── PROVIDED INFORMATION ──
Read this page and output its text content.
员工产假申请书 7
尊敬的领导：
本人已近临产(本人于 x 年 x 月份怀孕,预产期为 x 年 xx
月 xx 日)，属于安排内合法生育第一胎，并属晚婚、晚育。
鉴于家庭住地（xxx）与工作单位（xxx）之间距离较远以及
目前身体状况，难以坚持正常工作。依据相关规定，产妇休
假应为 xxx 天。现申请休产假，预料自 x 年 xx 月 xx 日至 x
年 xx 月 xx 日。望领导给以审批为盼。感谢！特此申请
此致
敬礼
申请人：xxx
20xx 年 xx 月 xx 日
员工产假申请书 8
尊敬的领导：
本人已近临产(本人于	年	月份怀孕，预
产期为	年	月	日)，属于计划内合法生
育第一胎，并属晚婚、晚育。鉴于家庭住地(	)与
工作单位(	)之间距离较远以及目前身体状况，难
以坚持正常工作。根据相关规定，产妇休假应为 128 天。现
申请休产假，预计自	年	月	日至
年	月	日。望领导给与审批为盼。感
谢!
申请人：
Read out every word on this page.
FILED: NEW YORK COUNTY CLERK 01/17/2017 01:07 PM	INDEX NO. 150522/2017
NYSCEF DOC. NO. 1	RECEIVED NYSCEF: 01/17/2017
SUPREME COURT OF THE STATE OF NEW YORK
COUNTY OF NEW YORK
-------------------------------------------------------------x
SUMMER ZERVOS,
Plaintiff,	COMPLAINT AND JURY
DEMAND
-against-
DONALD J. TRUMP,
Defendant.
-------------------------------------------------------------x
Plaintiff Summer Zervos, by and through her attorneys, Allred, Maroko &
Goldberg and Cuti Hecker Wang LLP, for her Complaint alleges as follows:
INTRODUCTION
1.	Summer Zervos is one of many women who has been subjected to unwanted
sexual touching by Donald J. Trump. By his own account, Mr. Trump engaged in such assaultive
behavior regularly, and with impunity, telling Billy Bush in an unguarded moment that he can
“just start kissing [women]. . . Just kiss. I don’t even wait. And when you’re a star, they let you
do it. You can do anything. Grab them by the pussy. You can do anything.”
───
DIRECTIONS.
Each line of the material above needs to be quoted exactly, please.

RESPONSE FOR THIS EXERCISE.
Read this page and output its text content.
员工产假申请书 7
尊敬的领导：
本人已近临产(本人于 x 年 x 月份怀孕,预产期为 x 年 xx
月 xx 日)，属于安排内合法生育第一胎，并属晚婚、晚育。
鉴于家庭住地（xxx）与工作单位（xxx）之间距离较远以及
目前身体状况，难以坚持正常工作。依据相关规定，产妇休
假应为 xxx 天。现申请休产假，预料自 x 年 xx 月 xx 日至 x
年 xx 月 xx 日。望领导给以审批为盼。感谢！特此申请
此致
敬礼
申请人：xxx
20xx 年 xx 月 xx 日
员工产假申请书 8
尊敬的领导：
本人已近临产(本人于	年	月份怀孕，预
产期为	年	月	日)，属于计划内合法生
育第一胎，并属晚婚、晚育。鉴于家庭住地(	)与
工作单位(	)之间距离较远以及目前身体状况，难
以坚持正常工作。根据相关规定，产妇休假应为 128 天。现
申请休产假，预计自	年	月	日至
年	月	日。望领导给与审批为盼。感
谢!
申请人：
Read out every word on this page.
FILED: NEW YORK COUNTY CLERK 01/17/2017 01:07 PM	INDEX NO. 150522/2017
NYSCEF DOC. NO. 1	RECEIVED NYSCEF: 01/17/2017
SUPREME COURT OF THE STATE OF NEW YORK
COUNTY OF NEW YORK
-------------------------------------------------------------x
SUMMER ZERVOS,
Plaintiff,	COMPLAINT AND JURY
DEMAND
-against-
DONALD J. TRUMP,
Defendant.
-------------------------------------------------------------x
Plaintiff Summer Zervos, by and through her attorneys, Allred, Maroko &
Goldberg and Cuti Hecker Wang LLP, for her Complaint alleges as follows:
INTRODUCTION
1.	Summer Zervos is one of many women who has been subjected to unwanted
sexual touching by Donald J. Trump. By his own account, Mr. Trump engaged in such assaultive
behavior regularly, and with impunity, telling Billy Bush in an unguarded moment that he can
“just start kissing [women]. . . Just kiss. I don’t even wait. And when you’re a star, they let you
do it. You can do anything. Grab them by the pussy. You can do anything.”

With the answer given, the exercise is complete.